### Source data
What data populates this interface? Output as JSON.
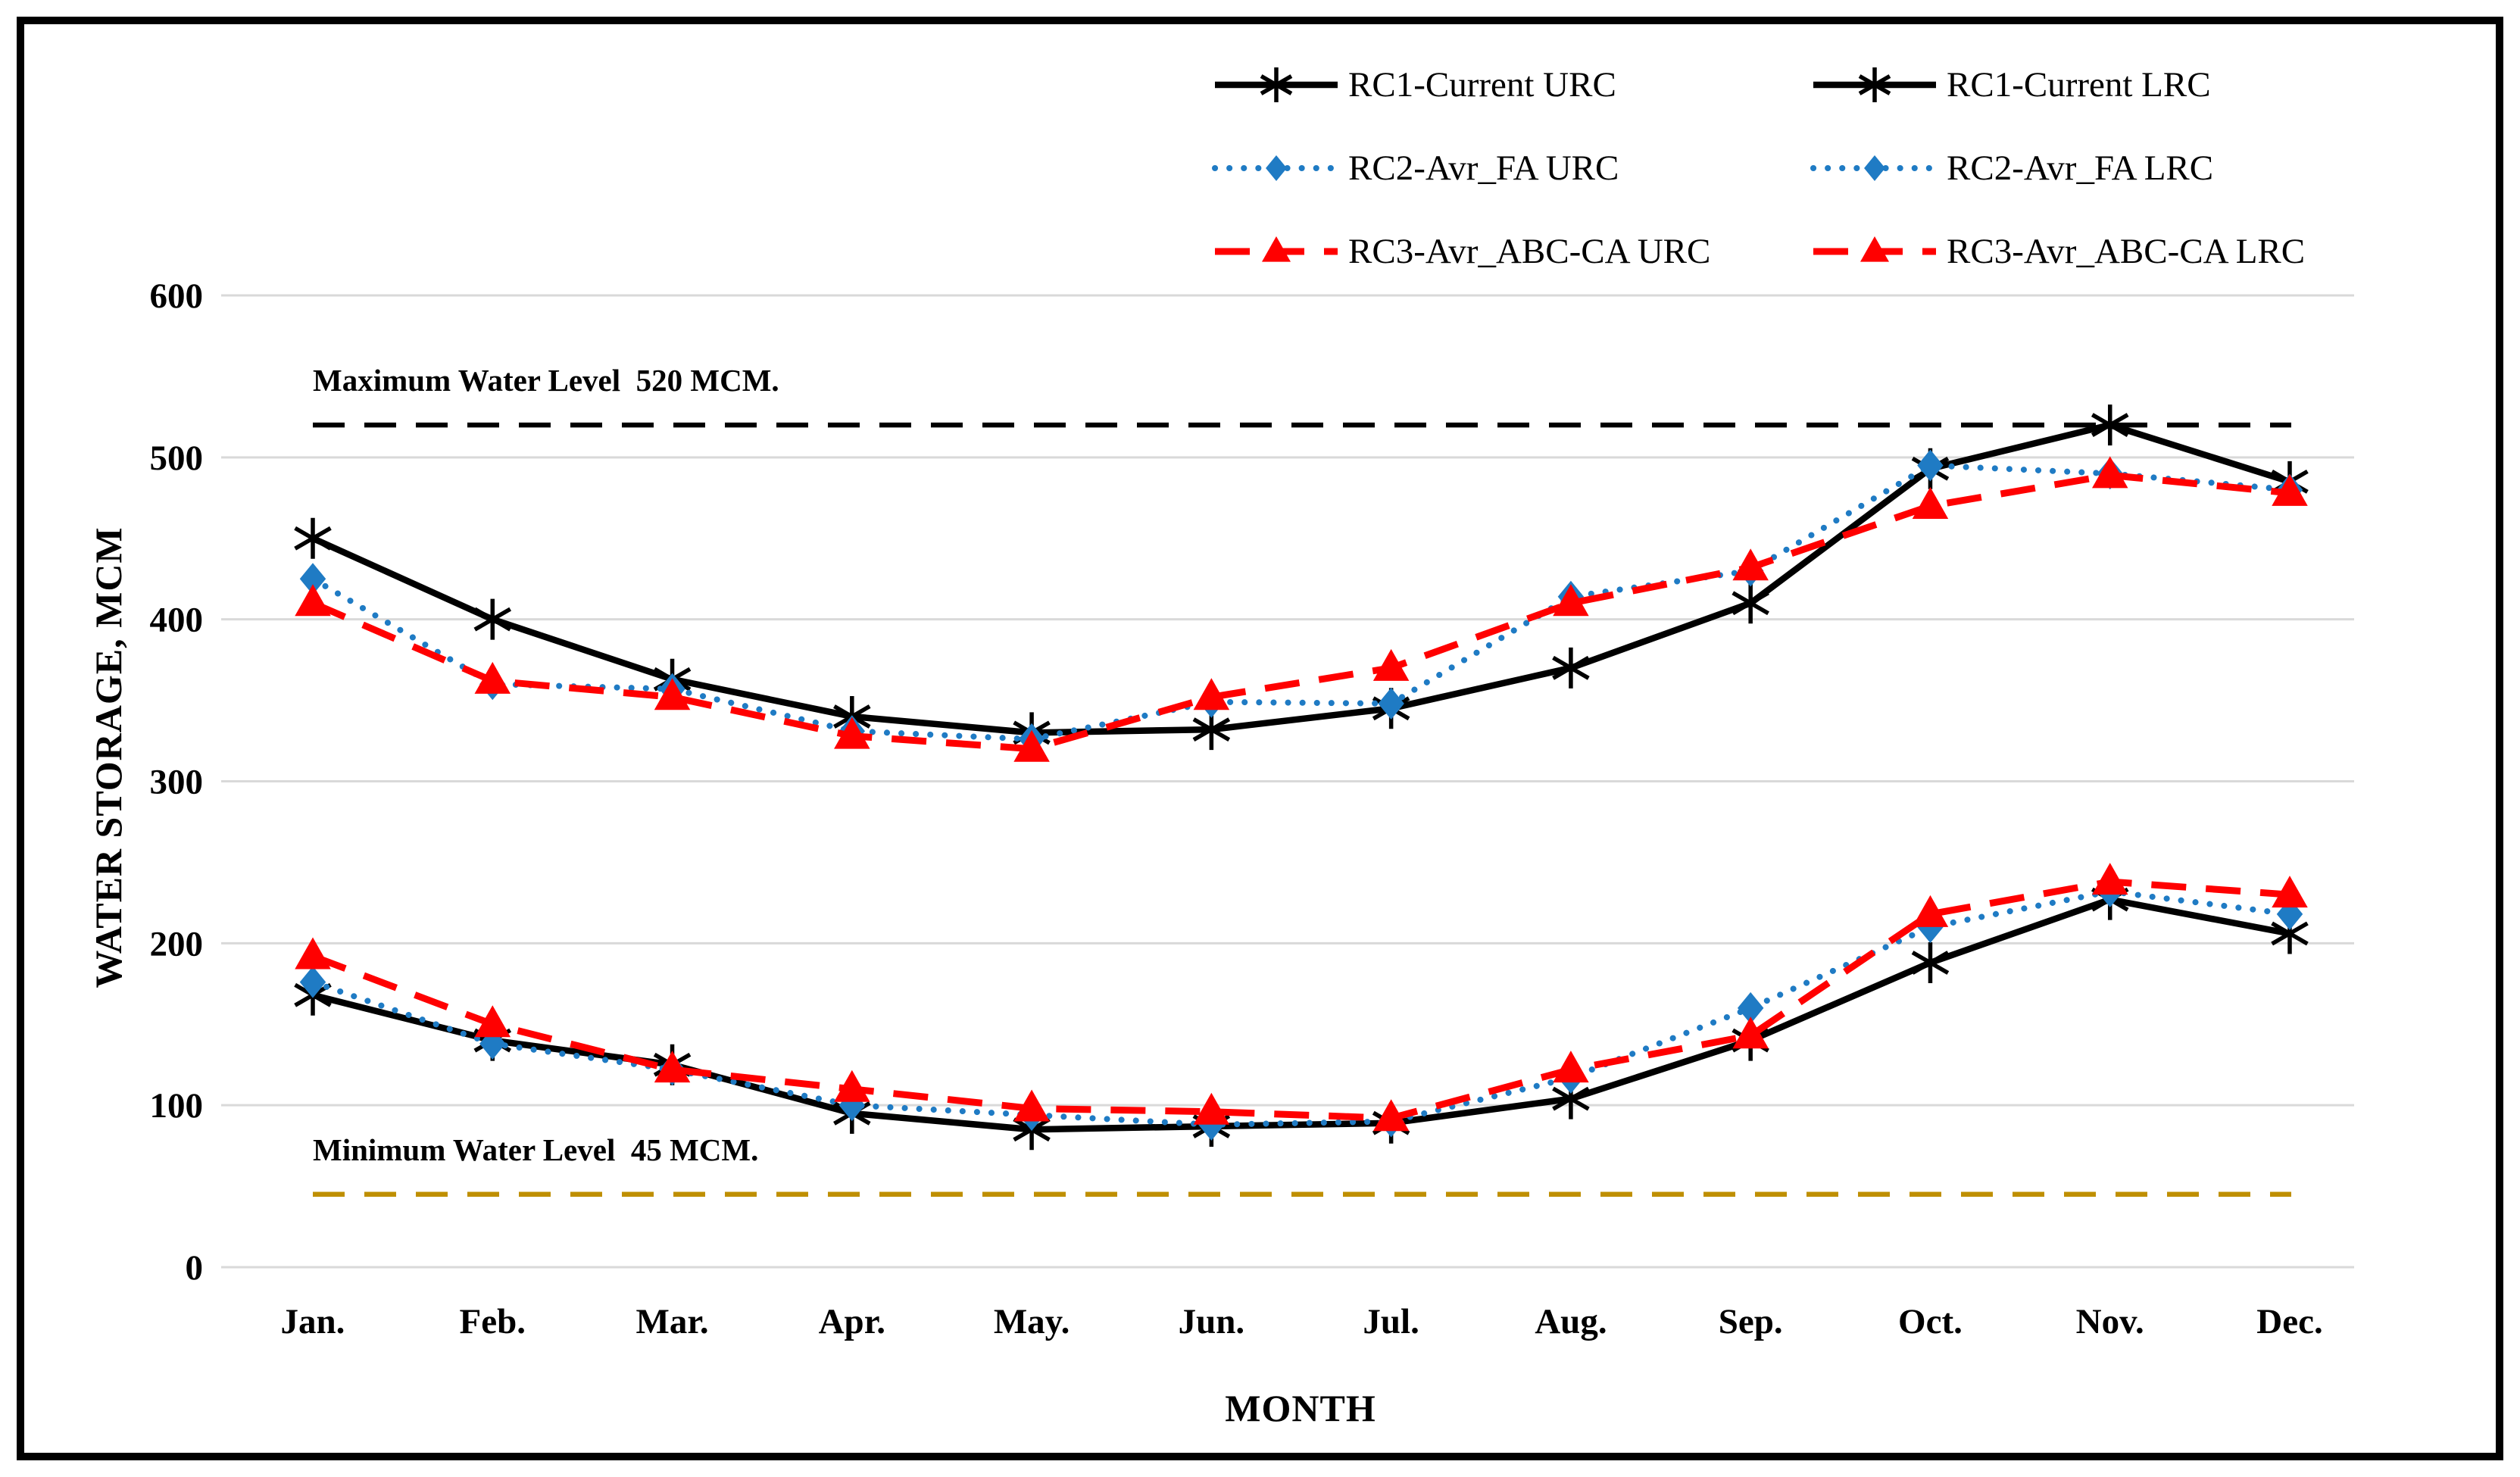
{
  "page": {
    "background": "#ffffff",
    "border_color": "#000000"
  },
  "chart_data": {
    "type": "line",
    "title": "",
    "xlabel": "MONTH",
    "ylabel": "WATER STORAGE, MCM",
    "ylim": [
      0,
      600
    ],
    "y_ticks": [
      0,
      100,
      200,
      300,
      400,
      500,
      600
    ],
    "grid": true,
    "grid_color": "#D9D9D9",
    "legend_position": "top-right, two columns",
    "categories": [
      "Jan.",
      "Feb.",
      "Mar.",
      "Apr.",
      "May.",
      "Jun.",
      "Jul.",
      "Aug.",
      "Sep.",
      "Oct.",
      "Nov.",
      "Dec."
    ],
    "series": [
      {
        "name": "RC1-Current URC",
        "color": "#000000",
        "line_style": "solid",
        "marker": "asterisk",
        "values": [
          450,
          400,
          363,
          340,
          330,
          332,
          345,
          370,
          410,
          493,
          520,
          485
        ]
      },
      {
        "name": "RC1-Current LRC",
        "color": "#000000",
        "line_style": "solid",
        "marker": "asterisk",
        "values": [
          168,
          140,
          125,
          95,
          85,
          87,
          89,
          104,
          140,
          188,
          227,
          206
        ]
      },
      {
        "name": "RC2-Avr_FA URC",
        "color": "#1F7BC4",
        "line_style": "dotted",
        "marker": "diamond",
        "values": [
          425,
          360,
          357,
          331,
          326,
          349,
          348,
          414,
          430,
          495,
          490,
          480
        ]
      },
      {
        "name": "RC2-Avr_FA LRC",
        "color": "#1F7BC4",
        "line_style": "dotted",
        "marker": "diamond",
        "values": [
          176,
          138,
          122,
          100,
          94,
          88,
          90,
          117,
          160,
          210,
          232,
          218
        ]
      },
      {
        "name": "RC3-Avr_ABC-CA URC",
        "color": "#FF0000",
        "line_style": "dashed",
        "marker": "triangle",
        "values": [
          410,
          362,
          352,
          328,
          320,
          352,
          370,
          410,
          432,
          470,
          489,
          478
        ]
      },
      {
        "name": "RC3-Avr_ABC-CA LRC",
        "color": "#FF0000",
        "line_style": "dashed",
        "marker": "triangle",
        "values": [
          192,
          150,
          122,
          110,
          98,
          96,
          92,
          122,
          143,
          218,
          238,
          230
        ]
      }
    ],
    "reference_lines": [
      {
        "label": "Maximum Water Level  520 MCM.",
        "value": 520,
        "color": "#000000",
        "style": "dashed"
      },
      {
        "label": "Minimum Water Level  45 MCM.",
        "value": 45,
        "color": "#BF8F00",
        "style": "dashed"
      }
    ]
  }
}
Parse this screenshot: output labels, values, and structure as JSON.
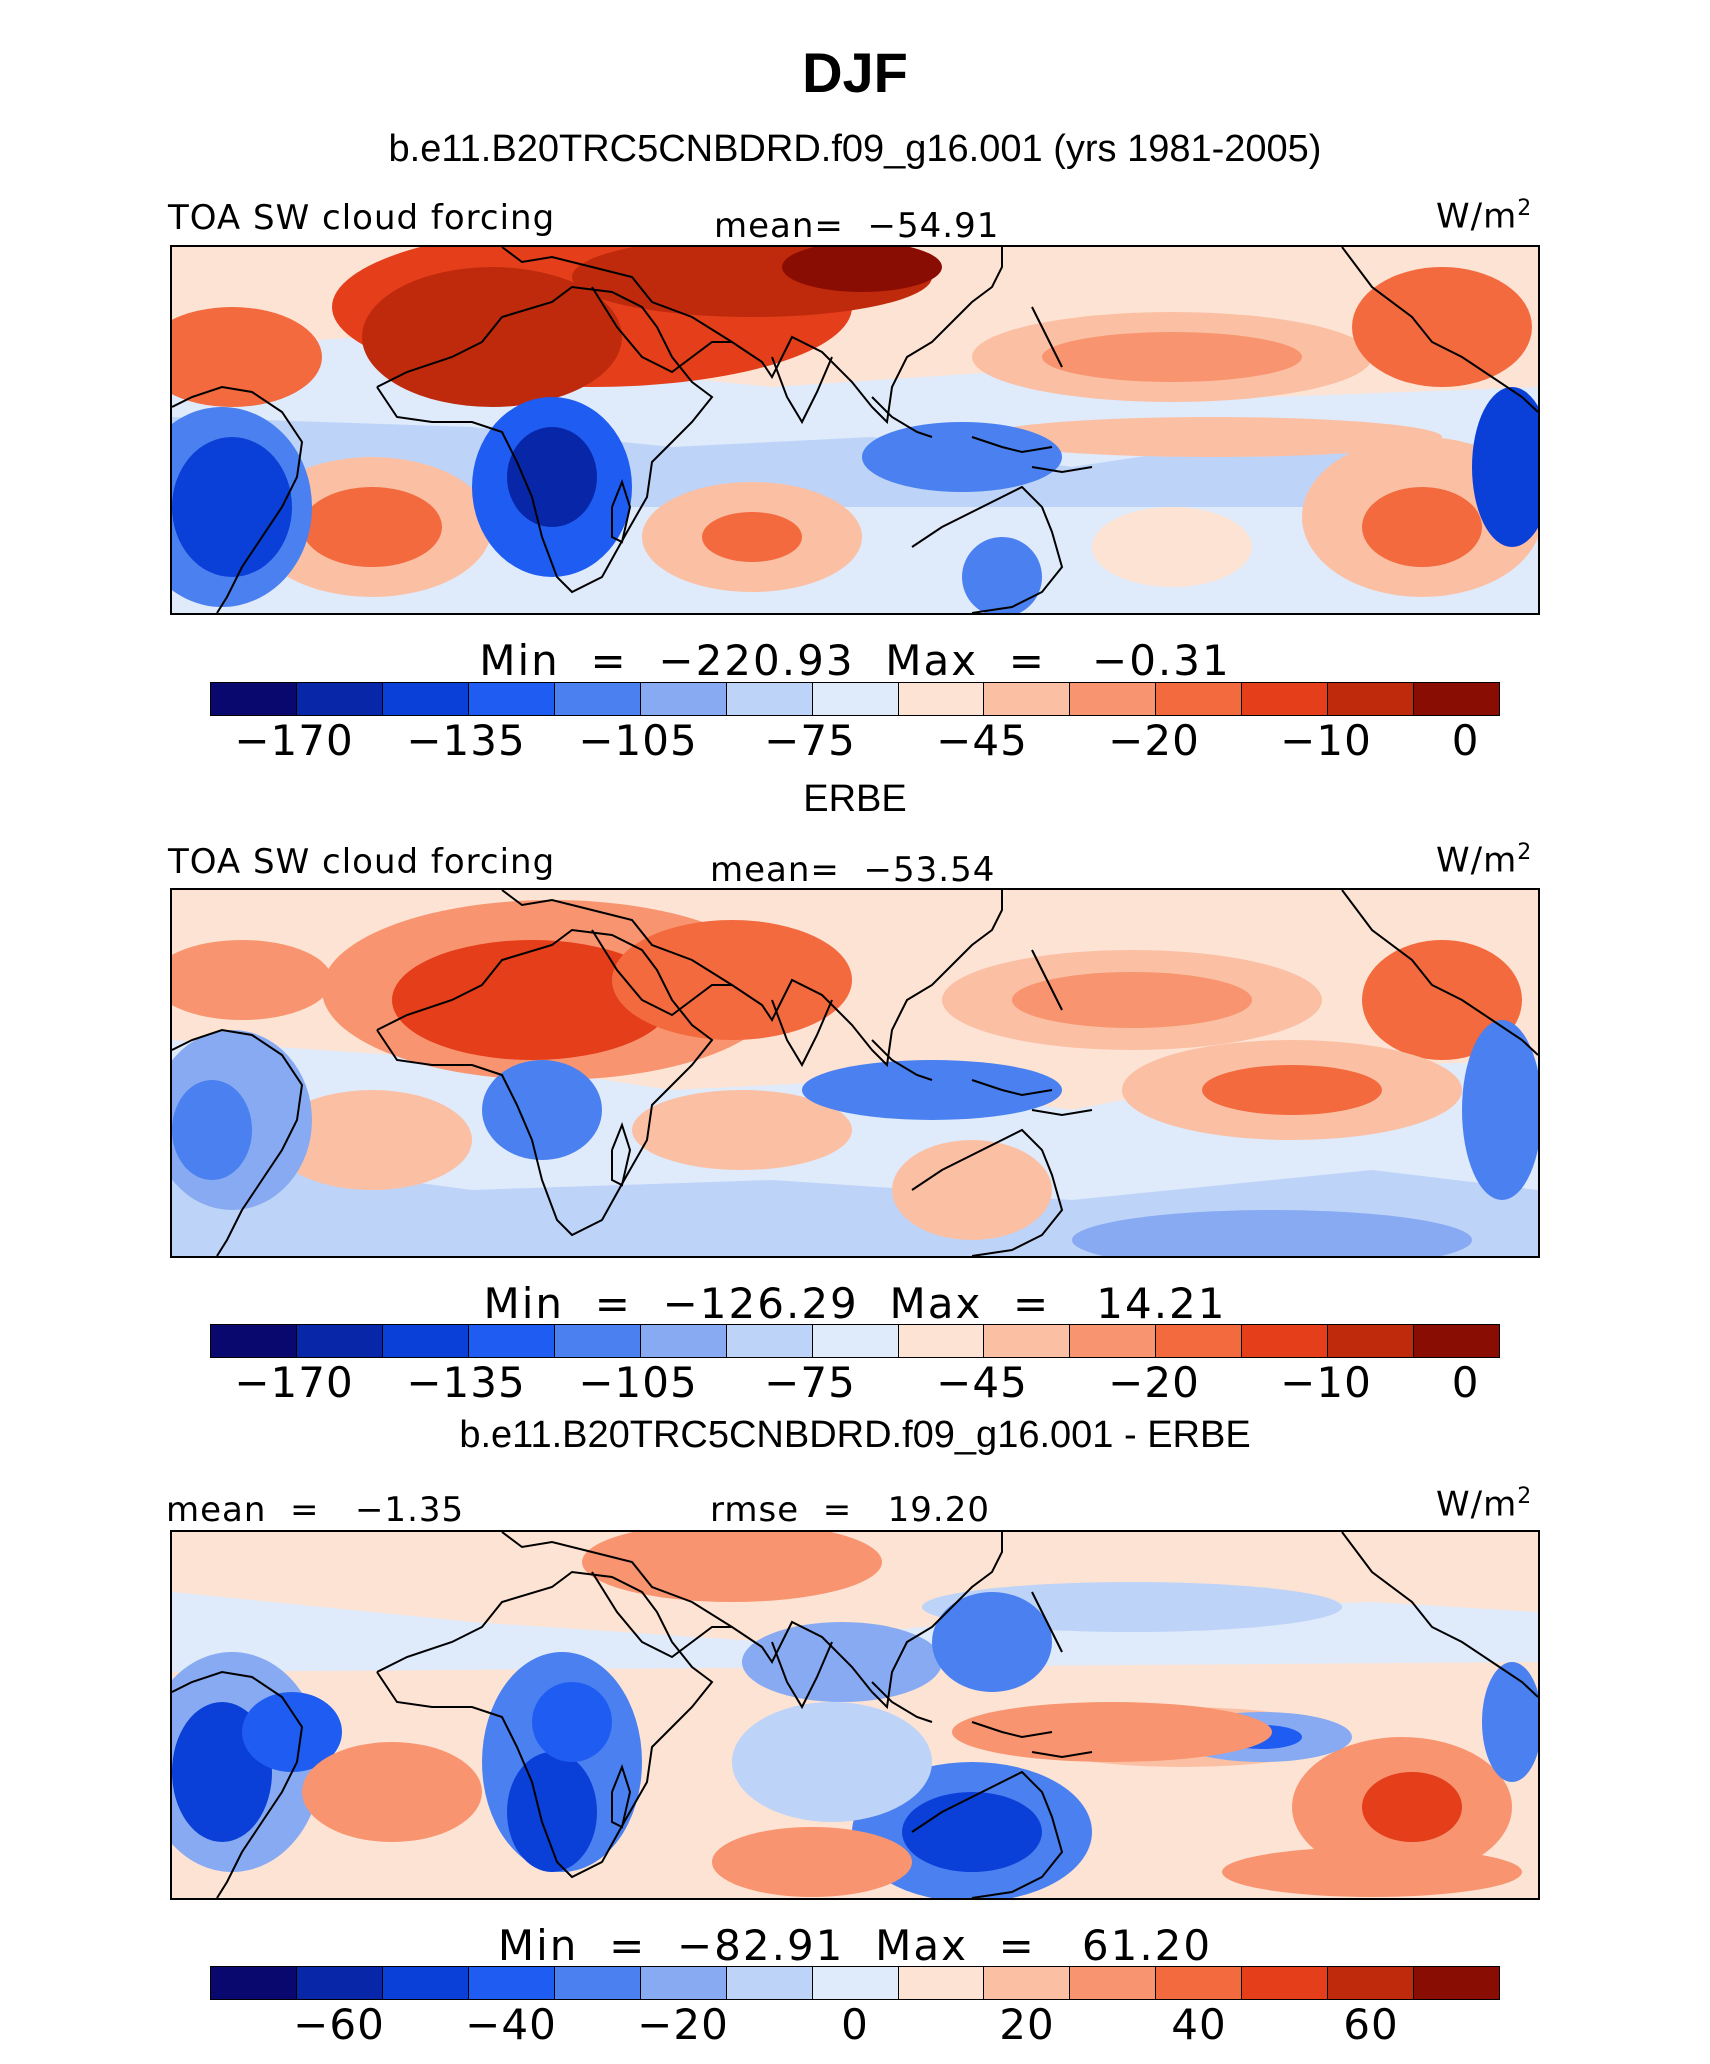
{
  "figure_title": "DJF",
  "palette": {
    "levels_colors": [
      "#08086e",
      "#0826a8",
      "#0a3fd8",
      "#1f5cf2",
      "#4a80f0",
      "#87aaf2",
      "#bdd3f8",
      "#dfeafb",
      "#fde3d3",
      "#fbc0a4",
      "#f89570",
      "#f26a3e",
      "#e43e1a",
      "#c02a0c",
      "#8a0d04"
    ]
  },
  "panels": [
    {
      "title": "b.e11.B20TRC5CNBDRD.f09_g16.001 (yrs 1981-2005)",
      "left_label": "TOA SW cloud forcing",
      "center_label": "mean=  −54.91",
      "unit": "W/m",
      "unit_sup": "2",
      "minmax": "Min  =  −220.93  Max  =   −0.31",
      "tick_labels": [
        "−170",
        "−135",
        "−105",
        "−75",
        "−45",
        "−20",
        "−10",
        "0"
      ]
    },
    {
      "title": "ERBE",
      "left_label": "TOA SW cloud forcing",
      "center_label": "mean=  −53.54",
      "unit": "W/m",
      "unit_sup": "2",
      "minmax": "Min  =  −126.29  Max  =   14.21",
      "tick_labels": [
        "−170",
        "−135",
        "−105",
        "−75",
        "−45",
        "−20",
        "−10",
        "0"
      ]
    },
    {
      "title": "b.e11.B20TRC5CNBDRD.f09_g16.001 - ERBE",
      "left_label": "mean  =   −1.35",
      "center_label": "rmse  =   19.20",
      "unit": "W/m",
      "unit_sup": "2",
      "minmax": "Min  =  −82.91  Max  =   61.20",
      "tick_labels": [
        "−60",
        "−40",
        "−20",
        "0",
        "20",
        "40",
        "60"
      ]
    }
  ],
  "chart_data": [
    {
      "type": "heatmap",
      "title": "b.e11.B20TRC5CNBDRD.f09_g16.001 (yrs 1981-2005)",
      "variable": "TOA SW cloud forcing",
      "units": "W/m2",
      "mean": -54.91,
      "min": -220.93,
      "max": -0.31,
      "colorbar_ticks": [
        -170,
        -135,
        -105,
        -75,
        -45,
        -20,
        -10,
        0
      ],
      "colors": 15
    },
    {
      "type": "heatmap",
      "title": "ERBE",
      "variable": "TOA SW cloud forcing",
      "units": "W/m2",
      "mean": -53.54,
      "min": -126.29,
      "max": 14.21,
      "colorbar_ticks": [
        -170,
        -135,
        -105,
        -75,
        -45,
        -20,
        -10,
        0
      ],
      "colors": 15
    },
    {
      "type": "heatmap",
      "title": "b.e11.B20TRC5CNBDRD.f09_g16.001 - ERBE",
      "units": "W/m2",
      "mean": -1.35,
      "rmse": 19.2,
      "min": -82.91,
      "max": 61.2,
      "colorbar_ticks": [
        -60,
        -40,
        -20,
        0,
        20,
        40,
        60
      ],
      "colors": 15
    }
  ]
}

### Aim of the task
Find each line holding the string "mean" and copy it out.

### Complete response
      "center_label": "mean=  −54.91",
      "center_label": "mean=  −53.54",
      "left_label": "mean  =   −1.35",
      "mean": -54.91,
      "mean": -53.54,
      "mean": -1.35,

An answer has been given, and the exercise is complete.